→ **What to do**:
Select every line containing the word "父母小档案" from the material, and copy those lines.

::::

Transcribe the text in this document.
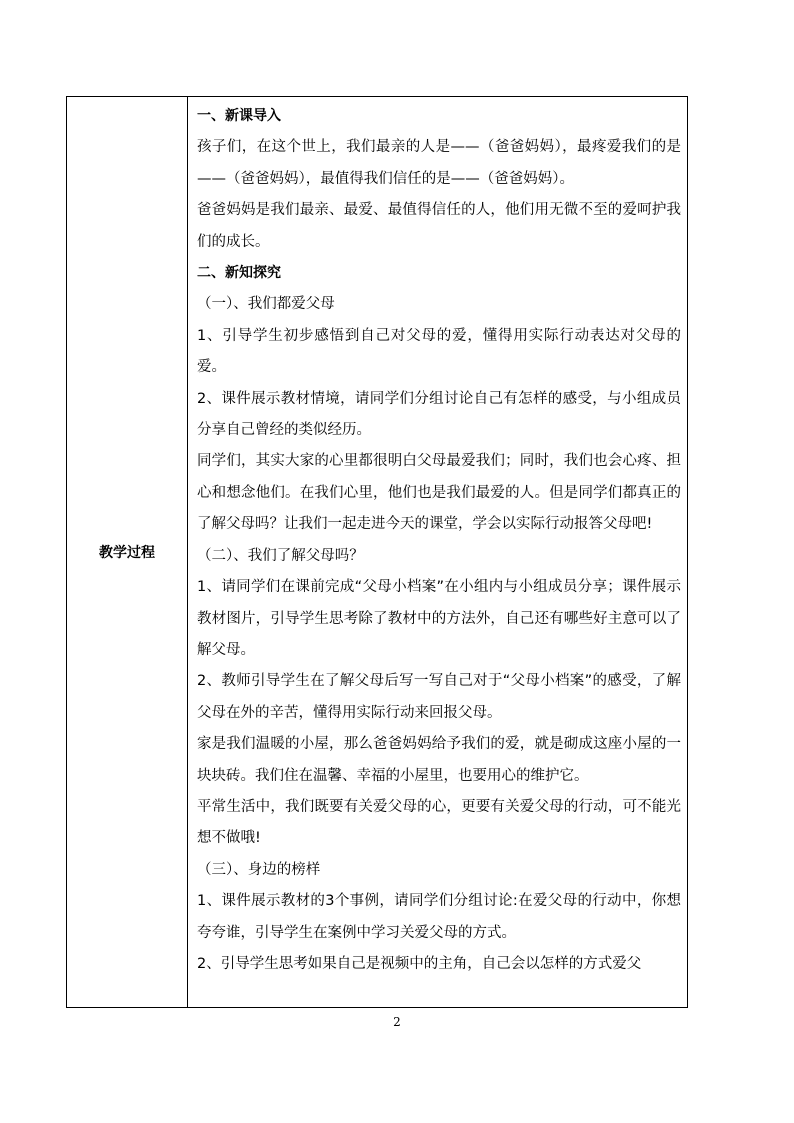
教学过程	

一、新课导入

孩子们，在这个世上，我们最亲的人是——（爸爸妈妈），最疼爱我们的是——（爸爸妈妈），最值得我们信任的是——（爸爸妈妈）。

爸爸妈妈是我们最亲、最爱、最值得信任的人，他们用无微不至的爱呵护我们的成长。

二、新知探究

（一）、我们都爱父母

1、引导学生初步感悟到自己对父母的爱，懂得用实际行动表达对父母的爱。

2、课件展示教材情境，请同学们分组讨论自己有怎样的感受，与小组成员分享自己曾经的类似经历。

同学们，其实大家的心里都很明白父母最爱我们；同时，我们也会心疼、担心和想念他们。在我们心里，他们也是我们最爱的人。但是同学们都真正的了解父母吗？让我们一起走进今天的课堂，学会以实际行动报答父母吧!

（二）、我们了解父母吗？

1、请同学们在课前完成“父母小档案”在小组内与小组成员分享；课件展示教材图片，引导学生思考除了教材中的方法外，自己还有哪些好主意可以了解父母。

2、教师引导学生在了解父母后写一写自己对于“父母小档案”的感受，了解父母在外的辛苦，懂得用实际行动来回报父母。

家是我们温暖的小屋，那么爸爸妈妈给予我们的爱，就是砌成这座小屋的一块块砖。我们住在温馨、幸福的小屋里，也要用心的维护它。

平常生活中，我们既要有关爱父母的心，更要有关爱父母的行动，可不能光想不做哦!

（三）、身边的榜样

1、课件展示教材的3个事例，请同学们分组讨论:在爱父母的行动中，你想夸夸谁，引导学生在案例中学习关爱父母的方式。

2、引导学生思考如果自己是视频中的主角，自己会以怎样的方式爱父

2
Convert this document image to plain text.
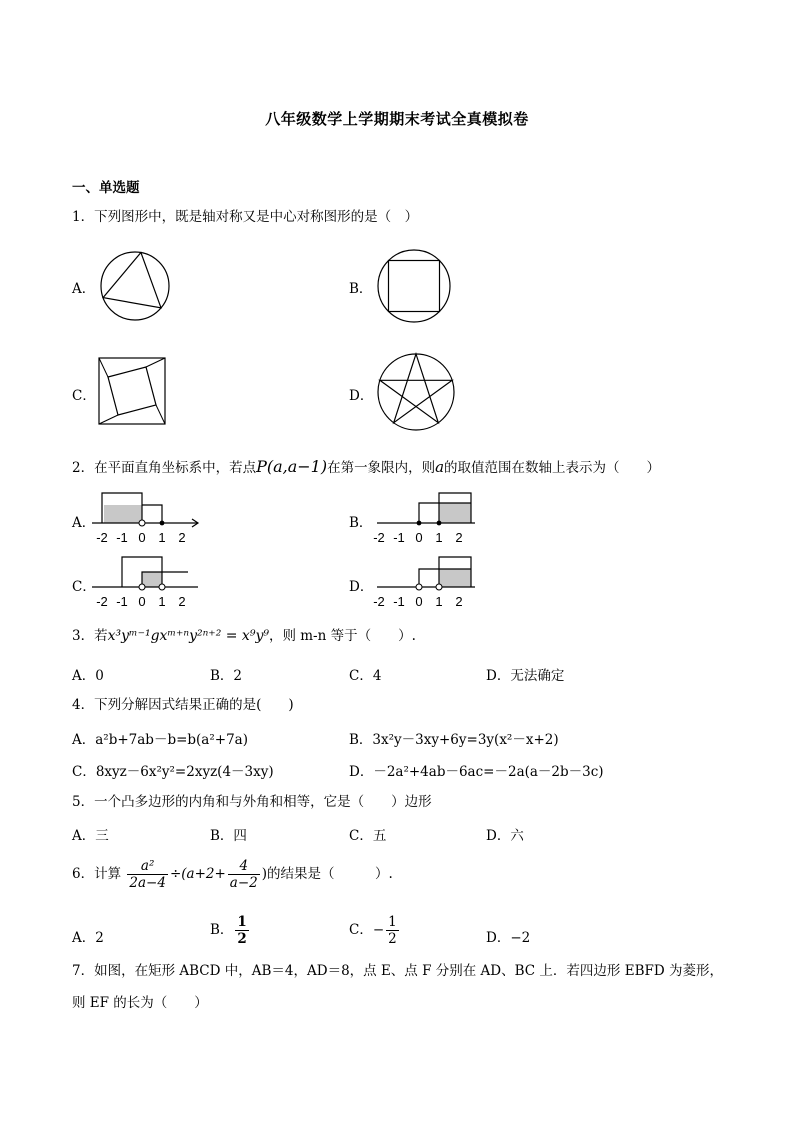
八年级数学上学期期末考试全真模拟卷
一、单选题
1．下列图形中，既是轴对称又是中心对称图形的是（　）
A．	B．
C．	D．
2．在平面直角坐标系中，若点P(a,a−1)在第一象限内，则a的取值范围在数轴上表示为（　　）
A．
-2 -1 0 1 2
B．
-2 -1 0 1 2
C．
-2 -1 0 1 2
D．
-2 -1 0 1 2
3．若x³yᵐ⁻¹gxᵐ⁺ⁿy²ⁿ⁺² = x⁹y⁹，则 m-n 等于（　　）.
A．0	B．2	C．4	D．无法确定
4．下列分解因式结果正确的是(　　)
A．a²b+7ab－b=b(a²+7a)	B．3x²y－3xy+6y=3y(x²－x+2)
C．8xyz－6x²y²=2xyz(4－3xy)	D．－2a²+4ab－6ac=－2a(a－2b－3c)
5．一个凸多边形的内角和与外角和相等，它是（　　）边形
A．三	B．四	C．五	D．六
6．计算 $\frac{\text{a²}}{2a-4} \div(a+2+ \frac{4}{a-2}$ )的结果是（　　　）.
A．2	B． $\frac{1}{2}$	C．− $\frac{1}{2}$	D．−2
7．如图，在矩形 ABCD 中，AB＝4，AD＝8，点 E、点 F 分别在 AD、BC 上．若四边形 EBFD 为菱形，
则 EF 的长为（　　）
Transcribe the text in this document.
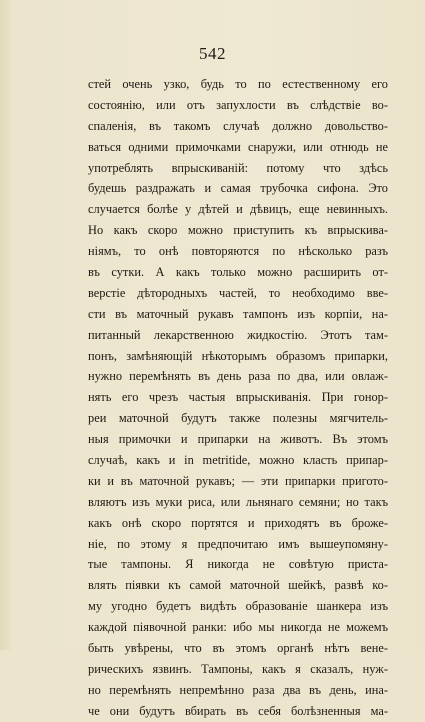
542
стей очень узко, будь то по естественному его
состоянію, или отъ запухлости въ слѣдствіе во-
спаленія, въ такомъ случаѣ должно довольство-
ваться одними примочками снаружи, или отнюдь не
употреблять впрыскиваній: потому что здѣсь
будешь раздражать и самая трубочка сифона. Это
случается болѣе у дѣтей и дѣвицъ, еще невинныхъ.
Но какъ скоро можно приступить къ впрыскива-
ніямъ, то онѣ повторяются по нѣсколько разъ
въ сутки. А какъ только можно расширить от-
верстіе дѣтородныхъ частей, то необходимо вве-
сти въ маточный рукавъ тампонъ изъ корпіи, на-
питанный лекарственною жидкостію. Этотъ там-
понъ, замѣняющій нѣкоторымъ образомъ припарки,
нужно перемѣнять въ день раза по два, или овлаж-
нять его чрезъ частыя впрыскиванія. При гонор-
реи маточной будутъ также полезны мягчитель-
ныя примочки и припарки на животъ. Въ этомъ
случаѣ, какъ и in metritide, можно класть припар-
ки и въ маточной рукавъ; — эти припарки пригото-
вляютъ изъ муки риса, или льнянаго семяни; но такъ
какъ онѣ скоро портятся и приходятъ въ броже-
ніе, по этому я предпочитаю имъ вышеупомяну-
тые тампоны. Я никогда не совѣтую приста-
влять піявки къ самой маточной шейкѣ, развѣ ко-
му угодно будетъ видѣть образованіе шанкера изъ
каждой піявочной ранки: ибо мы никогда не можемъ
быть увѣрены, что въ этомъ органѣ нѣтъ вене-
рическихъ язвинъ. Тампоны, какъ я сказалъ, нуж-
но перемѣнять непремѣнно раза два въ день, ина-
че они будутъ вбирать въ себя болѣзненныя ма-
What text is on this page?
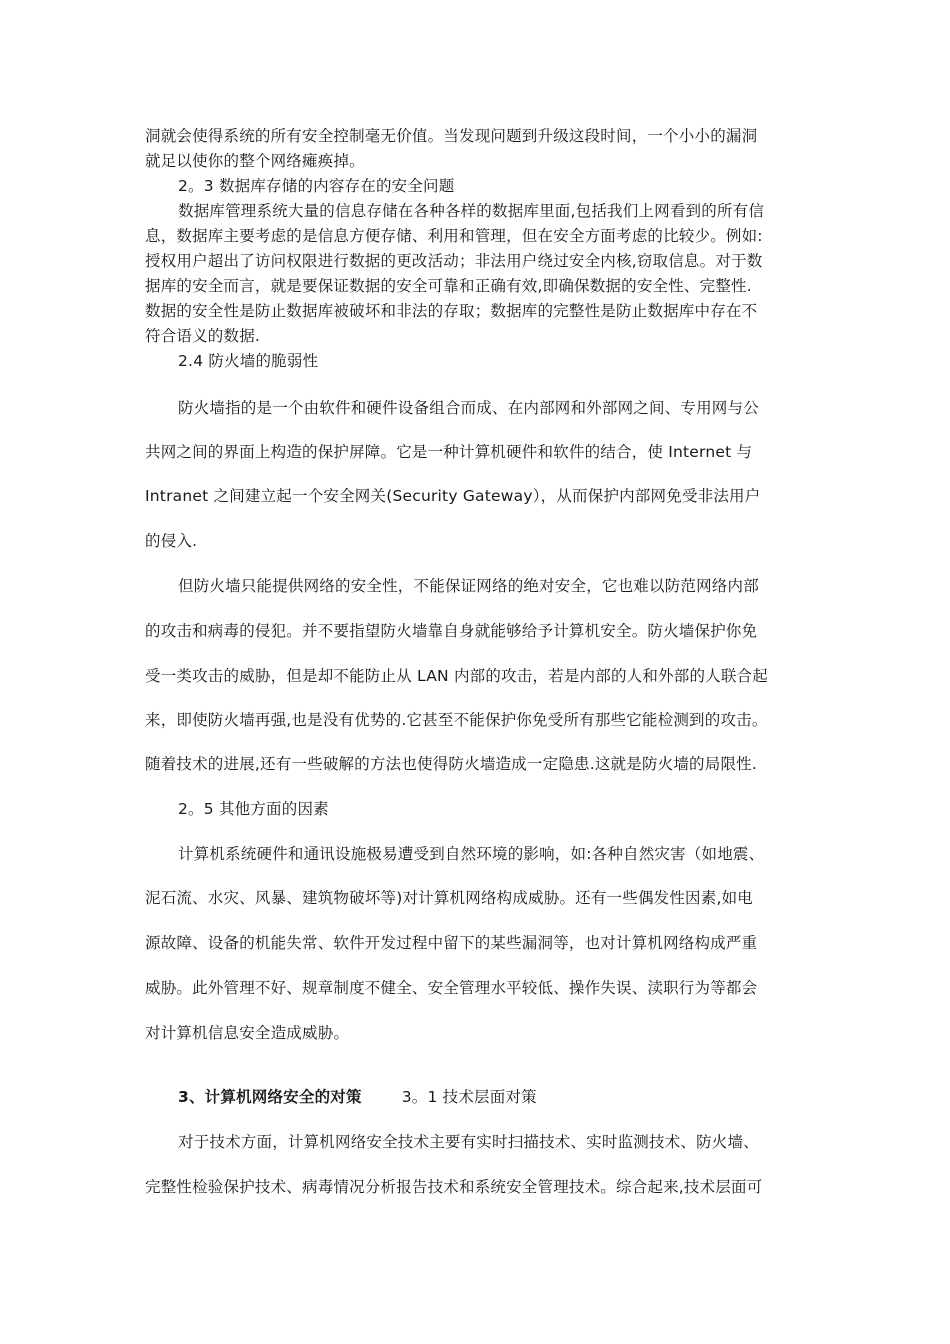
洞就会使得系统的所有安全控制毫无价值。当发现问题到升级这段时间，一个小小的漏洞
就足以使你的整个网络瘫痪掉。
2。3 数据库存储的内容存在的安全问题
数据库管理系统大量的信息存储在各种各样的数据库里面,包括我们上网看到的所有信
息，数据库主要考虑的是信息方便存储、利用和管理，但在安全方面考虑的比较少。例如:
授权用户超出了访问权限进行数据的更改活动；非法用户绕过安全内核,窃取信息。对于数
据库的安全而言，就是要保证数据的安全可靠和正确有效,即确保数据的安全性、完整性.
数据的安全性是防止数据库被破坏和非法的存取；数据库的完整性是防止数据库中存在不
符合语义的数据.
2.4 防火墙的脆弱性
防火墙指的是一个由软件和硬件设备组合而成、在内部网和外部网之间、专用网与公
共网之间的界面上构造的保护屏障。它是一种计算机硬件和软件的结合，使 Internet 与
Intranet 之间建立起一个安全网关(Security Gateway），从而保护内部网免受非法用户
的侵入.
但防火墙只能提供网络的安全性，不能保证网络的绝对安全，它也难以防范网络内部
的攻击和病毒的侵犯。并不要指望防火墙靠自身就能够给予计算机安全。防火墙保护你免
受一类攻击的威胁，但是却不能防止从 LAN 内部的攻击，若是内部的人和外部的人联合起
来，即使防火墙再强,也是没有优势的.它甚至不能保护你免受所有那些它能检测到的攻击。
随着技术的进展,还有一些破解的方法也使得防火墙造成一定隐患.这就是防火墙的局限性.
2。5 其他方面的因素
计算机系统硬件和通讯设施极易遭受到自然环境的影响，如:各种自然灾害（如地震、
泥石流、水灾、风暴、建筑物破坏等)对计算机网络构成威胁。还有一些偶发性因素,如电
源故障、设备的机能失常、软件开发过程中留下的某些漏洞等，也对计算机网络构成严重
威胁。此外管理不好、规章制度不健全、安全管理水平较低、操作失误、渎职行为等都会
对计算机信息安全造成威胁。
3、计算机网络安全的对策	3。1 技术层面对策
对于技术方面，计算机网络安全技术主要有实时扫描技术、实时监测技术、防火墙、
完整性检验保护技术、病毒情况分析报告技术和系统安全管理技术。综合起来,技术层面可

::::

→ **Result for this task**:
1、请同学们在课前完成“父母小档案”在小组内与小组成员分享；课件展示教材图片，引导学生思考除了教材中的方法外，自己还有哪些好主意可以了解父母。
2、教师引导学生在了解父母后写一写自己对于“父母小档案”的感受，了解父母在外的辛苦，懂得用实际行动来回报父母。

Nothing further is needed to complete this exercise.